Short task — Reproduce the full listing that appears beneath this instruction exactly.

Provided data —

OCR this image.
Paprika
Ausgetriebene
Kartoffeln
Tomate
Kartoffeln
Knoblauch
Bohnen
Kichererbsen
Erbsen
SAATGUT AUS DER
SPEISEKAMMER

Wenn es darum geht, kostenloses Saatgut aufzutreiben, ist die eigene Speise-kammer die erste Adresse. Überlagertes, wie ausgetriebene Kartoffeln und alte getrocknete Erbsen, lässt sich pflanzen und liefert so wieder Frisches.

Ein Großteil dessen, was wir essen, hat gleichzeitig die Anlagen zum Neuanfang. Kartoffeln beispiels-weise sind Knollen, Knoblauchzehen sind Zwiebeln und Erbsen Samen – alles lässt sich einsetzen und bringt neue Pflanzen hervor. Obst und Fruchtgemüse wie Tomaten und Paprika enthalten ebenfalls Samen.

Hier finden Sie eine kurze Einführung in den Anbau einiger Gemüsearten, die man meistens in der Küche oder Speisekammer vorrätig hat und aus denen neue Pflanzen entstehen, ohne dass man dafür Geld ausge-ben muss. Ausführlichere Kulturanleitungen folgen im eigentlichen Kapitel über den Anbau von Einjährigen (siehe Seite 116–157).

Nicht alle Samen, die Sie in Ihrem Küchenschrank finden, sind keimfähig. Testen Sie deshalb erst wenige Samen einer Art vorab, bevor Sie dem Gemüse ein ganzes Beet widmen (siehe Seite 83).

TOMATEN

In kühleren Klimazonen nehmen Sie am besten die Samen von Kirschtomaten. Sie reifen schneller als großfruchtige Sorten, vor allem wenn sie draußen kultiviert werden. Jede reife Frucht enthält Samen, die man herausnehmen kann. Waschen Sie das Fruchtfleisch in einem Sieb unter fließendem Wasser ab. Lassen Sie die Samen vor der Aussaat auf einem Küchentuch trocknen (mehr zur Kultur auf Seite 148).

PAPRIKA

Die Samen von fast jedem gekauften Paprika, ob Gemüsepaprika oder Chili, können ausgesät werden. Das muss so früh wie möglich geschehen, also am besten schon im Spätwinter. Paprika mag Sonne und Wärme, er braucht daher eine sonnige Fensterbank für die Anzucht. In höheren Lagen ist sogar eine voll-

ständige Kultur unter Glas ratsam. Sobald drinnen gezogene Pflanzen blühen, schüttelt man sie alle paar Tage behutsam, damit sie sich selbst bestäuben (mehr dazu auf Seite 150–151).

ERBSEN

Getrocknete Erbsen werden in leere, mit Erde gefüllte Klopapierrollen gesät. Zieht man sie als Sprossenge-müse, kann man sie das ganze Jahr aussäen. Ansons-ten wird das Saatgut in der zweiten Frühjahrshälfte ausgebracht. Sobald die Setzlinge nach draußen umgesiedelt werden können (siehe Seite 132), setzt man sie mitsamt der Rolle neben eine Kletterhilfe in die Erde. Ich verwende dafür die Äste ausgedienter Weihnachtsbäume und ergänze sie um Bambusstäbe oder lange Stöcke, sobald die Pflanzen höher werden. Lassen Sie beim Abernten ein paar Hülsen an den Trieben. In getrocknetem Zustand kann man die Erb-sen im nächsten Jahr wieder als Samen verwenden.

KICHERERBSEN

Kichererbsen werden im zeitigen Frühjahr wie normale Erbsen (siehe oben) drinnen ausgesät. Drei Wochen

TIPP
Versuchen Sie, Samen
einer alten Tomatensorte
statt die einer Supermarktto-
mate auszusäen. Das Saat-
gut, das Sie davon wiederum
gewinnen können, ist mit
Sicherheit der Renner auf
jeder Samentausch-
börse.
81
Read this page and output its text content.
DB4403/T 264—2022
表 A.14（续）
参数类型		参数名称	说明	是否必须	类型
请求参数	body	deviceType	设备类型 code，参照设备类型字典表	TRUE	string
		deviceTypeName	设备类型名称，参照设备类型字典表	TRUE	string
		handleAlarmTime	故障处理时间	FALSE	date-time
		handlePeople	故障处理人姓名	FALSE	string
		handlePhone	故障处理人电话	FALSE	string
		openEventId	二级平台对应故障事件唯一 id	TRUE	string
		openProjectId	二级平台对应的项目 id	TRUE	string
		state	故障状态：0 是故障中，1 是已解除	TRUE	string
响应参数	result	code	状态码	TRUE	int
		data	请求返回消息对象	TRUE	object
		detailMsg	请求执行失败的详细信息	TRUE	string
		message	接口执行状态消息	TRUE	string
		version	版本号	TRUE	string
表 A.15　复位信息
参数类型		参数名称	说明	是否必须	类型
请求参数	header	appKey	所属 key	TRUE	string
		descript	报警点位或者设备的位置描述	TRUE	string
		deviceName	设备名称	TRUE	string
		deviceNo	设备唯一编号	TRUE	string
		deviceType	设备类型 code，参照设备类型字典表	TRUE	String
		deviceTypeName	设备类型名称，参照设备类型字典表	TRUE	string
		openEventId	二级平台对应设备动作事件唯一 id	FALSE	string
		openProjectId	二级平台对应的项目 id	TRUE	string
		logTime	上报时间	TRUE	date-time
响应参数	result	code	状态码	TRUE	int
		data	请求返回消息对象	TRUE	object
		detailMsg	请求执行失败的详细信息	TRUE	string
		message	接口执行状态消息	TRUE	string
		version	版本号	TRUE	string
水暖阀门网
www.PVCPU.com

Exercise solution —
OCR this image.
Paprika
Ausgetriebene
Kartoffeln
Tomate
Kartoffeln
Knoblauch
Bohnen
Kichererbsen
Erbsen
SAATGUT AUS DER
SPEISEKAMMER

Wenn es darum geht, kostenloses Saatgut aufzutreiben, ist die eigene Speise-kammer die erste Adresse. Überlagertes, wie ausgetriebene Kartoffeln und alte getrocknete Erbsen, lässt sich pflanzen und liefert so wieder Frisches.

Ein Großteil dessen, was wir essen, hat gleichzeitig die Anlagen zum Neuanfang. Kartoffeln beispiels-weise sind Knollen, Knoblauchzehen sind Zwiebeln und Erbsen Samen – alles lässt sich einsetzen und bringt neue Pflanzen hervor. Obst und Fruchtgemüse wie Tomaten und Paprika enthalten ebenfalls Samen.

Hier finden Sie eine kurze Einführung in den Anbau einiger Gemüsearten, die man meistens in der Küche oder Speisekammer vorrätig hat und aus denen neue Pflanzen entstehen, ohne dass man dafür Geld ausge-ben muss. Ausführlichere Kulturanleitungen folgen im eigentlichen Kapitel über den Anbau von Einjährigen (siehe Seite 116–157).

Nicht alle Samen, die Sie in Ihrem Küchenschrank finden, sind keimfähig. Testen Sie deshalb erst wenige Samen einer Art vorab, bevor Sie dem Gemüse ein ganzes Beet widmen (siehe Seite 83).

TOMATEN

In kühleren Klimazonen nehmen Sie am besten die Samen von Kirschtomaten. Sie reifen schneller als großfruchtige Sorten, vor allem wenn sie draußen kultiviert werden. Jede reife Frucht enthält Samen, die man herausnehmen kann. Waschen Sie das Fruchtfleisch in einem Sieb unter fließendem Wasser ab. Lassen Sie die Samen vor der Aussaat auf einem Küchentuch trocknen (mehr zur Kultur auf Seite 148).

PAPRIKA

Die Samen von fast jedem gekauften Paprika, ob Gemüsepaprika oder Chili, können ausgesät werden. Das muss so früh wie möglich geschehen, also am besten schon im Spätwinter. Paprika mag Sonne und Wärme, er braucht daher eine sonnige Fensterbank für die Anzucht. In höheren Lagen ist sogar eine voll-

ständige Kultur unter Glas ratsam. Sobald drinnen gezogene Pflanzen blühen, schüttelt man sie alle paar Tage behutsam, damit sie sich selbst bestäuben (mehr dazu auf Seite 150–151).

ERBSEN

Getrocknete Erbsen werden in leere, mit Erde gefüllte Klopapierrollen gesät. Zieht man sie als Sprossenge-müse, kann man sie das ganze Jahr aussäen. Ansons-ten wird das Saatgut in der zweiten Frühjahrshälfte ausgebracht. Sobald die Setzlinge nach draußen umgesiedelt werden können (siehe Seite 132), setzt man sie mitsamt der Rolle neben eine Kletterhilfe in die Erde. Ich verwende dafür die Äste ausgedienter Weihnachtsbäume und ergänze sie um Bambusstäbe oder lange Stöcke, sobald die Pflanzen höher werden. Lassen Sie beim Abernten ein paar Hülsen an den Trieben. In getrocknetem Zustand kann man die Erb-sen im nächsten Jahr wieder als Samen verwenden.

KICHERERBSEN

Kichererbsen werden im zeitigen Frühjahr wie normale Erbsen (siehe oben) drinnen ausgesät. Drei Wochen

TIPP
Versuchen Sie, Samen
einer alten Tomatensorte
statt die einer Supermarktto-
mate auszusäen. Das Saat-
gut, das Sie davon wiederum
gewinnen können, ist mit
Sicherheit der Renner auf
jeder Samentausch-
börse.
81
Read this page and output its text content.
DB4403/T 264—2022
表 A.14（续）
参数类型		参数名称	说明	是否必须	类型
请求参数	body	deviceType	设备类型 code，参照设备类型字典表	TRUE	string
		deviceTypeName	设备类型名称，参照设备类型字典表	TRUE	string
		handleAlarmTime	故障处理时间	FALSE	date-time
		handlePeople	故障处理人姓名	FALSE	string
		handlePhone	故障处理人电话	FALSE	string
		openEventId	二级平台对应故障事件唯一 id	TRUE	string
		openProjectId	二级平台对应的项目 id	TRUE	string
		state	故障状态：0 是故障中，1 是已解除	TRUE	string
响应参数	result	code	状态码	TRUE	int
		data	请求返回消息对象	TRUE	object
		detailMsg	请求执行失败的详细信息	TRUE	string
		message	接口执行状态消息	TRUE	string
		version	版本号	TRUE	string
表 A.15　复位信息
参数类型		参数名称	说明	是否必须	类型
请求参数	header	appKey	所属 key	TRUE	string
		descript	报警点位或者设备的位置描述	TRUE	string
		deviceName	设备名称	TRUE	string
		deviceNo	设备唯一编号	TRUE	string
		deviceType	设备类型 code，参照设备类型字典表	TRUE	String
		deviceTypeName	设备类型名称，参照设备类型字典表	TRUE	string
		openEventId	二级平台对应设备动作事件唯一 id	FALSE	string
		openProjectId	二级平台对应的项目 id	TRUE	string
		logTime	上报时间	TRUE	date-time
响应参数	result	code	状态码	TRUE	int
		data	请求返回消息对象	TRUE	object
		detailMsg	请求执行失败的详细信息	TRUE	string
		message	接口执行状态消息	TRUE	string
		version	版本号	TRUE	string
水暖阀门网
www.PVCPU.com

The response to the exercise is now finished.